Dataset records:
________
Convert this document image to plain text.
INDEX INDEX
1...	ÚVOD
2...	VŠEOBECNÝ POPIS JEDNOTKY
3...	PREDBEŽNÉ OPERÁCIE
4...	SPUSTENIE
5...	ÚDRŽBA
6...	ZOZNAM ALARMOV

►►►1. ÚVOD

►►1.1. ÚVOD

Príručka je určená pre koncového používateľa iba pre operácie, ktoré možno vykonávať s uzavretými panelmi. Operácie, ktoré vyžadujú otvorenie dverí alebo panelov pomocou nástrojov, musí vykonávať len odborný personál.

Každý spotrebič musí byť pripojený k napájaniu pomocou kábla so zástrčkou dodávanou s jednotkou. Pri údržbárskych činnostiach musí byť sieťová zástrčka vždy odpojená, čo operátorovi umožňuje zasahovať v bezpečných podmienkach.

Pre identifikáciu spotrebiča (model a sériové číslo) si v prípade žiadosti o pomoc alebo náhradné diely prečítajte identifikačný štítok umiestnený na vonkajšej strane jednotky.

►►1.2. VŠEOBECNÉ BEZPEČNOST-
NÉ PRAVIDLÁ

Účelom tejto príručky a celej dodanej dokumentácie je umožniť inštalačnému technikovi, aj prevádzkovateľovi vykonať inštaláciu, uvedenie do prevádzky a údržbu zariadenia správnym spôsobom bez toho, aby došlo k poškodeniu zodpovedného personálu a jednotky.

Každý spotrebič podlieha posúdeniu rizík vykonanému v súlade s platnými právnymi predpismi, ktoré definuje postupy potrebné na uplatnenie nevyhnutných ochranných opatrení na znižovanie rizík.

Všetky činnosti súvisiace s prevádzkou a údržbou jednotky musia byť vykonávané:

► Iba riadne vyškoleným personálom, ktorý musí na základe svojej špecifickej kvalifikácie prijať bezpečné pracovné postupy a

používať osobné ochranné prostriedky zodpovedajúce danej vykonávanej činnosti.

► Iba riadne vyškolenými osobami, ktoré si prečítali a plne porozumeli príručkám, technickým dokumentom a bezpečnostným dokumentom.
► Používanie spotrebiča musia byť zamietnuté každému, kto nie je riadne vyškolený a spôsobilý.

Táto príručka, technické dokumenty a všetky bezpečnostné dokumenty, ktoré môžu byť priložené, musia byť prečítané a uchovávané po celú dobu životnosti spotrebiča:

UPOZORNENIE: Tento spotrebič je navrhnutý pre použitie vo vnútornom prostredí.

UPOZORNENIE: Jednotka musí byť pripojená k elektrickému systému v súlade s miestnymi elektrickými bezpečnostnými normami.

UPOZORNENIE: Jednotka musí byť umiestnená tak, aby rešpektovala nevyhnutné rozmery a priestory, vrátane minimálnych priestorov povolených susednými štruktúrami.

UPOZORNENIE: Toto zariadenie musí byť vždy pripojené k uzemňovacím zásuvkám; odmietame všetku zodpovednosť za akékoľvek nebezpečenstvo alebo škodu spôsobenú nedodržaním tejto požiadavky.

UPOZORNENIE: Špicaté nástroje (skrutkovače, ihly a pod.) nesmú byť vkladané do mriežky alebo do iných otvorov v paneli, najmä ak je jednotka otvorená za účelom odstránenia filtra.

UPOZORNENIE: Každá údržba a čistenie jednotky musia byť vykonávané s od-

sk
________
• _Task objective_
Within the entries above, how many lines contain "Každý"? Respond with the number only.

• _Exercise solution_
2